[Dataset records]

-------------------------

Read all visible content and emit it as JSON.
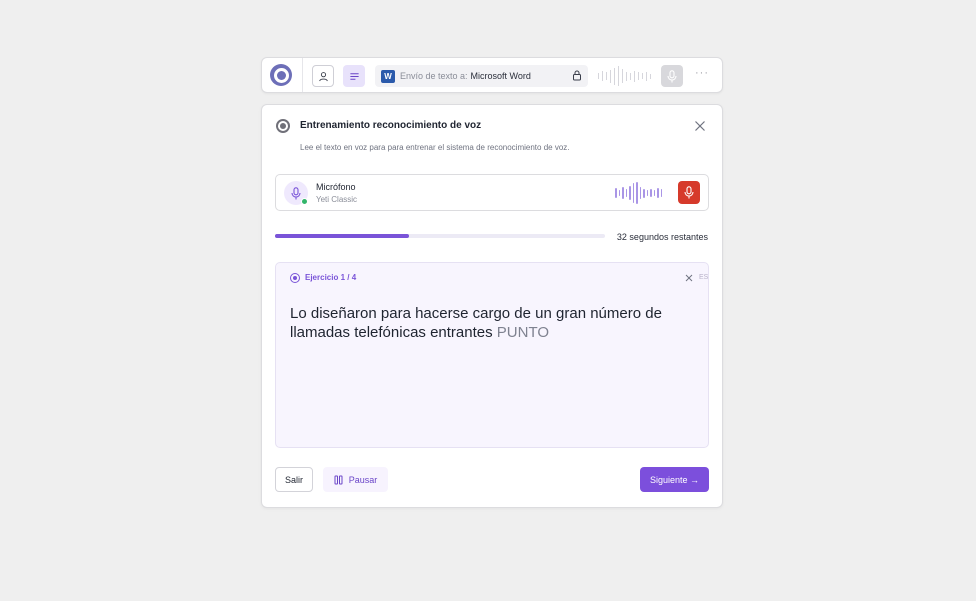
{
  "colors": {
    "accent": "#7c4fdc",
    "brand": "#6d6fb8",
    "record": "#d63a2b",
    "online": "#33b56a"
  },
  "toolbar": {
    "logo_icon": "app-logo-icon",
    "user_icon": "user-icon",
    "text_mode_icon": "text-lines-icon",
    "target_prefix": "Envío de texto a:",
    "target_app": "Microsoft Word",
    "word_glyph": "W",
    "lock_icon": "lock-icon",
    "mic_icon": "microphone-icon",
    "more_label": "···"
  },
  "dialog": {
    "title": "Entrenamiento reconocimiento de voz",
    "description": "Lee el texto en voz para para entrenar el sistema de reconocimiento de voz.",
    "close_icon": "close-icon",
    "microphone": {
      "label": "Micrófono",
      "device": "Yeti Classic",
      "status": "online"
    },
    "progress": {
      "fraction": 0.406,
      "remaining_text": "32 segundos restantes"
    },
    "exercise": {
      "label": "Ejercicio 1 / 4",
      "language": "ES",
      "text": "Lo diseñaron para hacerse cargo de un gran número de llamadas telefónicas entrantes",
      "command": "PUNTO"
    },
    "footer": {
      "exit_label": "Salir",
      "pause_label": "Pausar",
      "next_label": "Siguiente →"
    }
  }
}
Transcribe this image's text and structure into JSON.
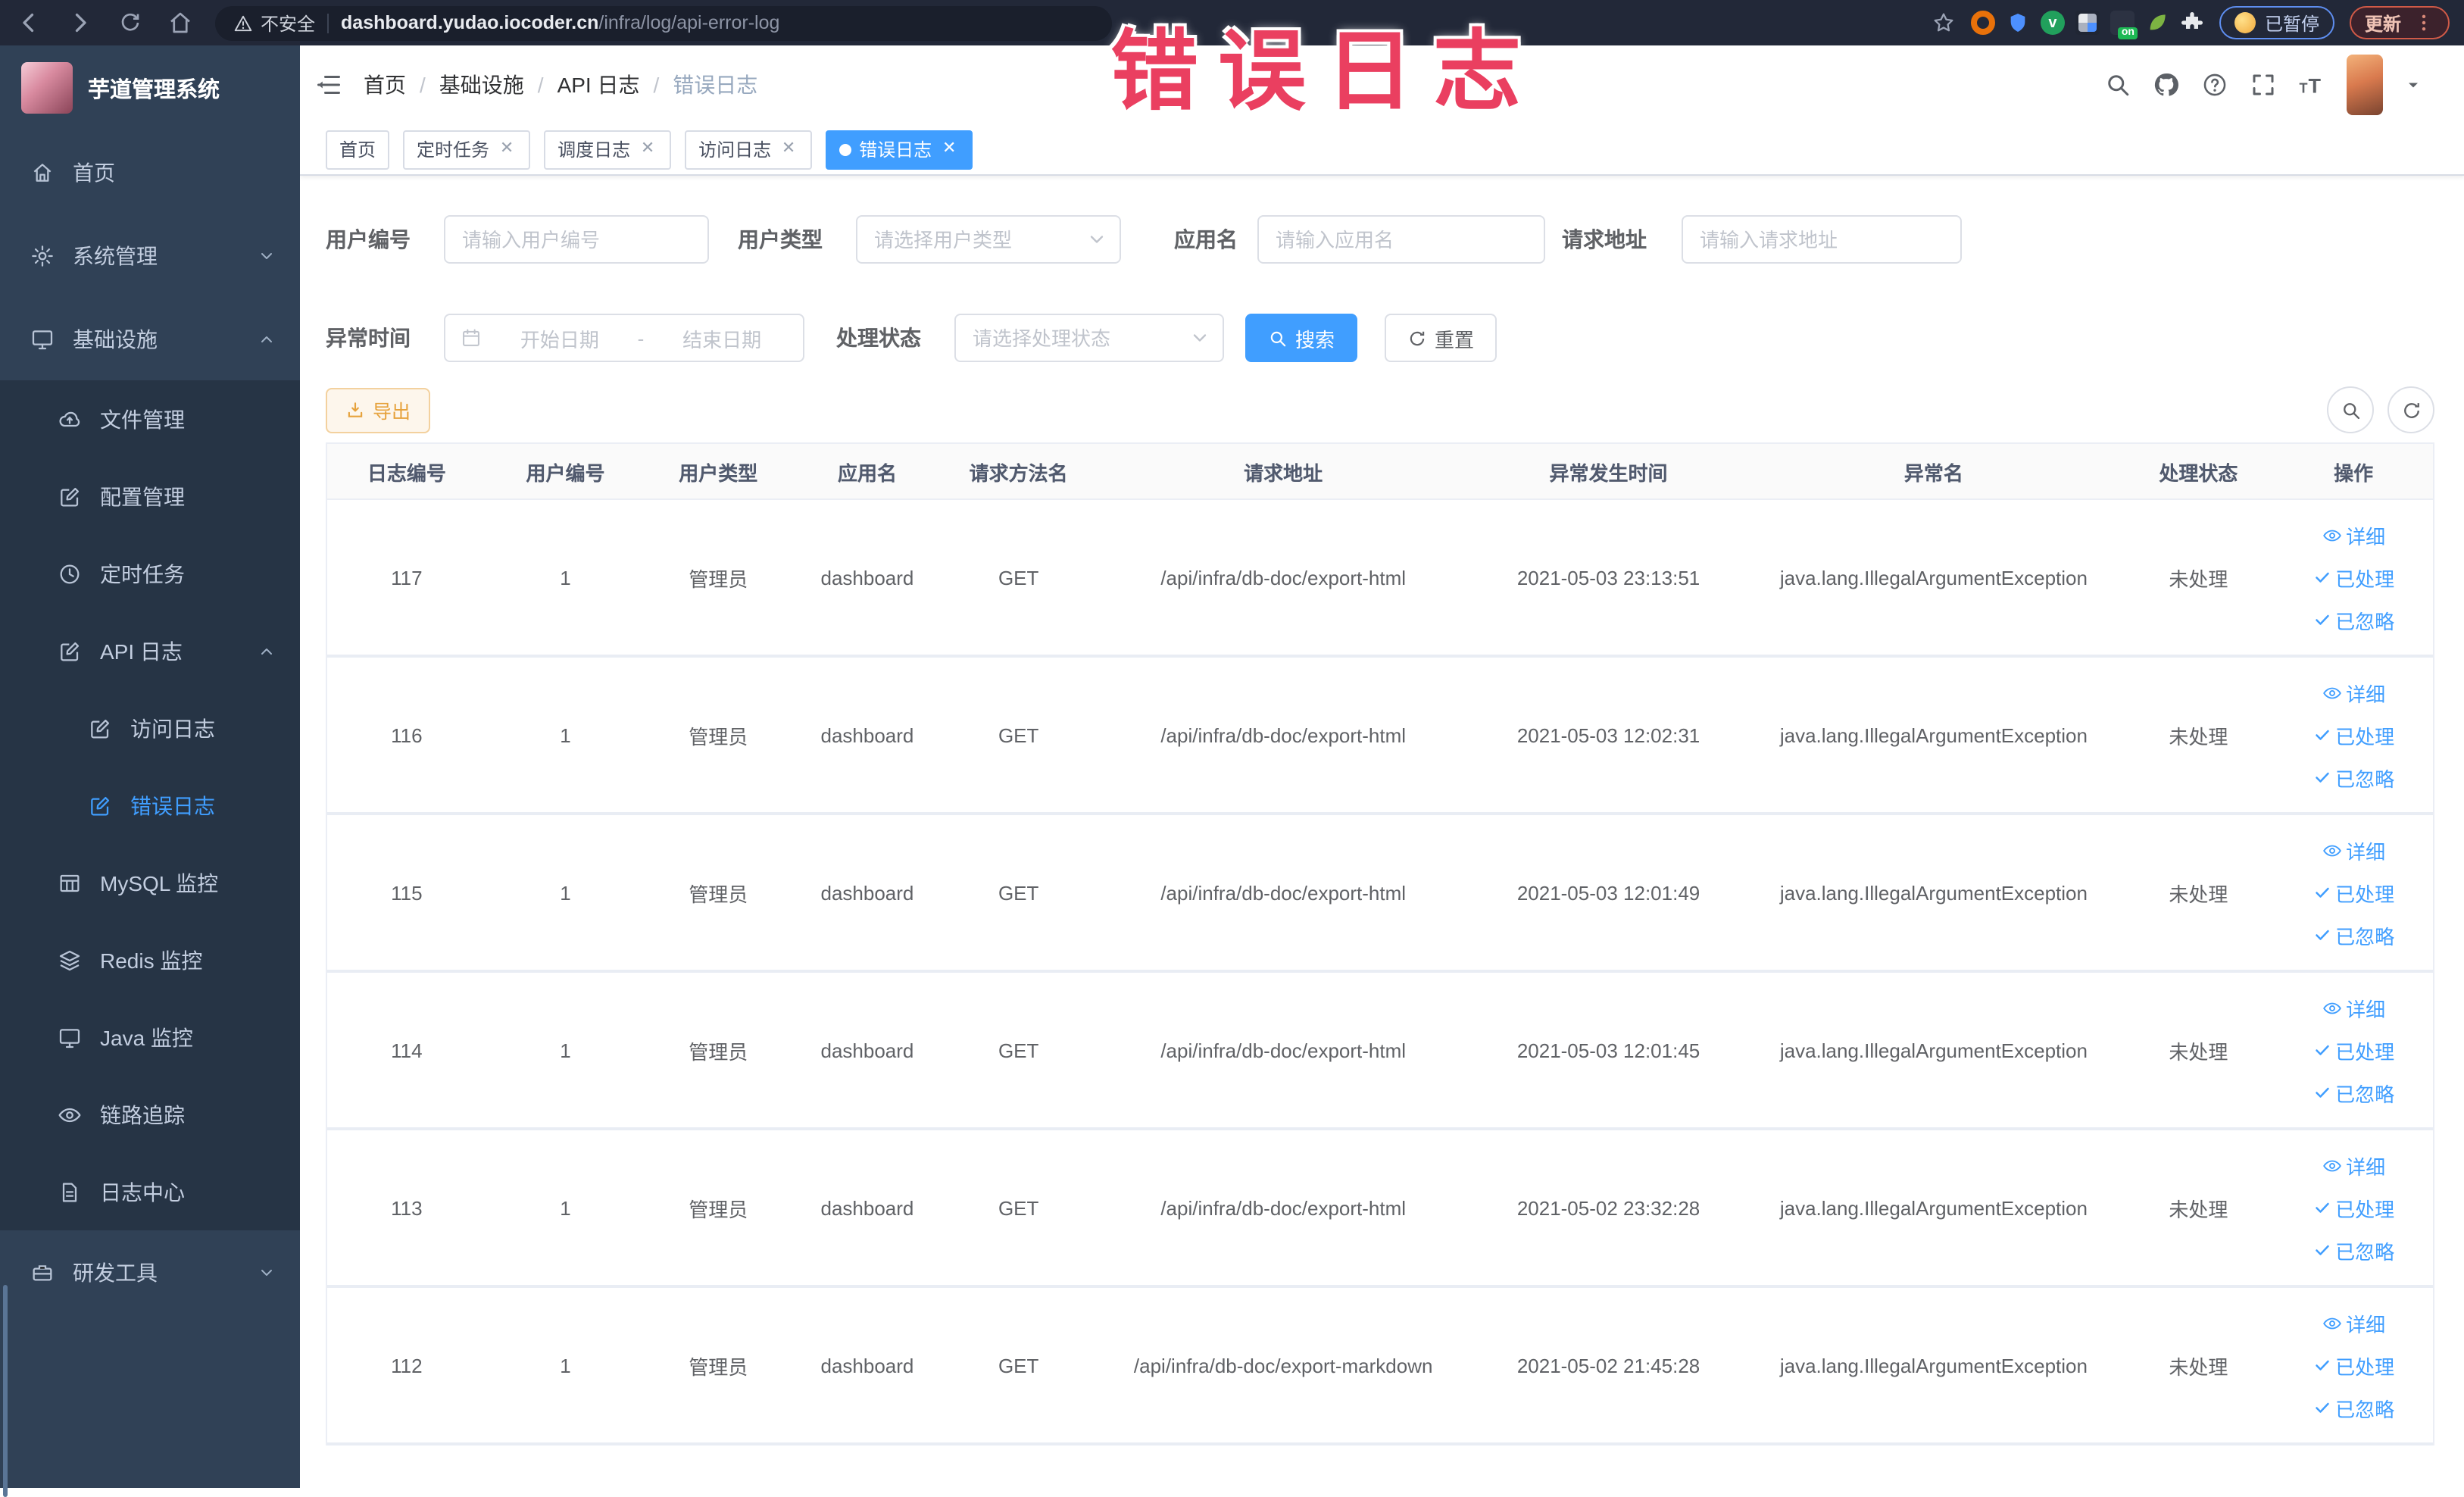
{
  "watermark": {
    "text": "错误日志"
  },
  "browser": {
    "security_label": "不安全",
    "url_domain": "dashboard.yudao.iocoder.cn",
    "url_path": "/infra/log/api-error-log",
    "paused_label": "已暂停",
    "update_label": "更新"
  },
  "sidebar": {
    "title": "芋道管理系统",
    "items": {
      "home": "首页",
      "system": "系统管理",
      "infra": "基础设施",
      "file": "文件管理",
      "config": "配置管理",
      "job": "定时任务",
      "api_log": "API 日志",
      "access_log": "访问日志",
      "error_log": "错误日志",
      "mysql": "MySQL 监控",
      "redis": "Redis 监控",
      "java": "Java 监控",
      "trace": "链路追踪",
      "log_center": "日志中心",
      "dev_tools": "研发工具"
    }
  },
  "header": {
    "breadcrumb": {
      "home": "首页",
      "sep": "/",
      "infra": "基础设施",
      "api_log": "API 日志",
      "current": "错误日志"
    }
  },
  "tabs": {
    "home": "首页",
    "job": "定时任务",
    "job_log": "调度日志",
    "access_log": "访问日志",
    "error_log": "错误日志"
  },
  "filters": {
    "user_id_label": "用户编号",
    "user_id_placeholder": "请输入用户编号",
    "user_type_label": "用户类型",
    "user_type_placeholder": "请选择用户类型",
    "app_name_label": "应用名",
    "app_name_placeholder": "请输入应用名",
    "request_url_label": "请求地址",
    "request_url_placeholder": "请输入请求地址",
    "exception_time_label": "异常时间",
    "start_date_placeholder": "开始日期",
    "range_separator": "-",
    "end_date_placeholder": "结束日期",
    "process_status_label": "处理状态",
    "process_status_placeholder": "请选择处理状态",
    "search_label": "搜索",
    "reset_label": "重置"
  },
  "toolbar": {
    "export_label": "导出"
  },
  "table": {
    "columns": [
      "日志编号",
      "用户编号",
      "用户类型",
      "应用名",
      "请求方法名",
      "请求地址",
      "异常发生时间",
      "异常名",
      "处理状态",
      "操作"
    ],
    "actions": {
      "detail": "详细",
      "processed": "已处理",
      "ignored": "已忽略"
    },
    "rows": [
      {
        "id": "117",
        "user_id": "1",
        "user_type": "管理员",
        "app": "dashboard",
        "method": "GET",
        "url": "/api/infra/db-doc/export-html",
        "time": "2021-05-03 23:13:51",
        "exception": "java.lang.IllegalArgumentException",
        "status": "未处理"
      },
      {
        "id": "116",
        "user_id": "1",
        "user_type": "管理员",
        "app": "dashboard",
        "method": "GET",
        "url": "/api/infra/db-doc/export-html",
        "time": "2021-05-03 12:02:31",
        "exception": "java.lang.IllegalArgumentException",
        "status": "未处理"
      },
      {
        "id": "115",
        "user_id": "1",
        "user_type": "管理员",
        "app": "dashboard",
        "method": "GET",
        "url": "/api/infra/db-doc/export-html",
        "time": "2021-05-03 12:01:49",
        "exception": "java.lang.IllegalArgumentException",
        "status": "未处理"
      },
      {
        "id": "114",
        "user_id": "1",
        "user_type": "管理员",
        "app": "dashboard",
        "method": "GET",
        "url": "/api/infra/db-doc/export-html",
        "time": "2021-05-03 12:01:45",
        "exception": "java.lang.IllegalArgumentException",
        "status": "未处理"
      },
      {
        "id": "113",
        "user_id": "1",
        "user_type": "管理员",
        "app": "dashboard",
        "method": "GET",
        "url": "/api/infra/db-doc/export-html",
        "time": "2021-05-02 23:32:28",
        "exception": "java.lang.IllegalArgumentException",
        "status": "未处理"
      },
      {
        "id": "112",
        "user_id": "1",
        "user_type": "管理员",
        "app": "dashboard",
        "method": "GET",
        "url": "/api/infra/db-doc/export-markdown",
        "time": "2021-05-02 21:45:28",
        "exception": "java.lang.IllegalArgumentException",
        "status": "未处理"
      }
    ]
  },
  "colors": {
    "accent": "#409eff",
    "warning": "#e6a23c",
    "sidebar": "#304156",
    "sidebar_sub": "#263445",
    "watermark": "#ea3f60"
  }
}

-------------------------

What the exercise asks: Do not copy the pictures, but repeat every line exactly.

Result for this task:
Read all visible content and emit it as JSON.
{
  "colors": {
    "accent": "#7c4fdc",
    "brand": "#6d6fb8",
    "record": "#d63a2b",
    "online": "#33b56a"
  },
  "toolbar": {
    "logo_icon": "app-logo-icon",
    "user_icon": "user-icon",
    "text_mode_icon": "text-lines-icon",
    "target_prefix": "Envío de texto a:",
    "target_app": "Microsoft Word",
    "word_glyph": "W",
    "lock_icon": "lock-icon",
    "mic_icon": "microphone-icon",
    "more_label": "···"
  },
  "dialog": {
    "title": "Entrenamiento reconocimiento de voz",
    "description": "Lee el texto en voz para para entrenar el sistema de reconocimiento de voz.",
    "close_icon": "close-icon",
    "microphone": {
      "label": "Micrófono",
      "device": "Yeti Classic",
      "status": "online"
    },
    "progress": {
      "fraction": 0.406,
      "remaining_text": "32 segundos restantes"
    },
    "exercise": {
      "label": "Ejercicio 1 / 4",
      "language": "ES",
      "text": "Lo diseñaron para hacerse cargo de un gran número de llamadas telefónicas entrantes",
      "command": "PUNTO"
    },
    "footer": {
      "exit_label": "Salir",
      "pause_label": "Pausar",
      "next_label": "Siguiente →"
    }
  }
}
Transcribe this image's text and structure into JSON.
{
  "watermark": {
    "text": "错误日志"
  },
  "browser": {
    "security_label": "不安全",
    "url_domain": "dashboard.yudao.iocoder.cn",
    "url_path": "/infra/log/api-error-log",
    "paused_label": "已暂停",
    "update_label": "更新"
  },
  "sidebar": {
    "title": "芋道管理系统",
    "items": {
      "home": "首页",
      "system": "系统管理",
      "infra": "基础设施",
      "file": "文件管理",
      "config": "配置管理",
      "job": "定时任务",
      "api_log": "API 日志",
      "access_log": "访问日志",
      "error_log": "错误日志",
      "mysql": "MySQL 监控",
      "redis": "Redis 监控",
      "java": "Java 监控",
      "trace": "链路追踪",
      "log_center": "日志中心",
      "dev_tools": "研发工具"
    }
  },
  "header": {
    "breadcrumb": {
      "home": "首页",
      "sep": "/",
      "infra": "基础设施",
      "api_log": "API 日志",
      "current": "错误日志"
    }
  },
  "tabs": {
    "home": "首页",
    "job": "定时任务",
    "job_log": "调度日志",
    "access_log": "访问日志",
    "error_log": "错误日志"
  },
  "filters": {
    "user_id_label": "用户编号",
    "user_id_placeholder": "请输入用户编号",
    "user_type_label": "用户类型",
    "user_type_placeholder": "请选择用户类型",
    "app_name_label": "应用名",
    "app_name_placeholder": "请输入应用名",
    "request_url_label": "请求地址",
    "request_url_placeholder": "请输入请求地址",
    "exception_time_label": "异常时间",
    "start_date_placeholder": "开始日期",
    "range_separator": "-",
    "end_date_placeholder": "结束日期",
    "process_status_label": "处理状态",
    "process_status_placeholder": "请选择处理状态",
    "search_label": "搜索",
    "reset_label": "重置"
  },
  "toolbar": {
    "export_label": "导出"
  },
  "table": {
    "columns": [
      "日志编号",
      "用户编号",
      "用户类型",
      "应用名",
      "请求方法名",
      "请求地址",
      "异常发生时间",
      "异常名",
      "处理状态",
      "操作"
    ],
    "actions": {
      "detail": "详细",
      "processed": "已处理",
      "ignored": "已忽略"
    },
    "rows": [
      {
        "id": "117",
        "user_id": "1",
        "user_type": "管理员",
        "app": "dashboard",
        "method": "GET",
        "url": "/api/infra/db-doc/export-html",
        "time": "2021-05-03 23:13:51",
        "exception": "java.lang.IllegalArgumentException",
        "status": "未处理"
      },
      {
        "id": "116",
        "user_id": "1",
        "user_type": "管理员",
        "app": "dashboard",
        "method": "GET",
        "url": "/api/infra/db-doc/export-html",
        "time": "2021-05-03 12:02:31",
        "exception": "java.lang.IllegalArgumentException",
        "status": "未处理"
      },
      {
        "id": "115",
        "user_id": "1",
        "user_type": "管理员",
        "app": "dashboard",
        "method": "GET",
        "url": "/api/infra/db-doc/export-html",
        "time": "2021-05-03 12:01:49",
        "exception": "java.lang.IllegalArgumentException",
        "status": "未处理"
      },
      {
        "id": "114",
        "user_id": "1",
        "user_type": "管理员",
        "app": "dashboard",
        "method": "GET",
        "url": "/api/infra/db-doc/export-html",
        "time": "2021-05-03 12:01:45",
        "exception": "java.lang.IllegalArgumentException",
        "status": "未处理"
      },
      {
        "id": "113",
        "user_id": "1",
        "user_type": "管理员",
        "app": "dashboard",
        "method": "GET",
        "url": "/api/infra/db-doc/export-html",
        "time": "2021-05-02 23:32:28",
        "exception": "java.lang.IllegalArgumentException",
        "status": "未处理"
      },
      {
        "id": "112",
        "user_id": "1",
        "user_type": "管理员",
        "app": "dashboard",
        "method": "GET",
        "url": "/api/infra/db-doc/export-markdown",
        "time": "2021-05-02 21:45:28",
        "exception": "java.lang.IllegalArgumentException",
        "status": "未处理"
      }
    ]
  },
  "colors": {
    "accent": "#409eff",
    "warning": "#e6a23c",
    "sidebar": "#304156",
    "sidebar_sub": "#263445",
    "watermark": "#ea3f60"
  }
}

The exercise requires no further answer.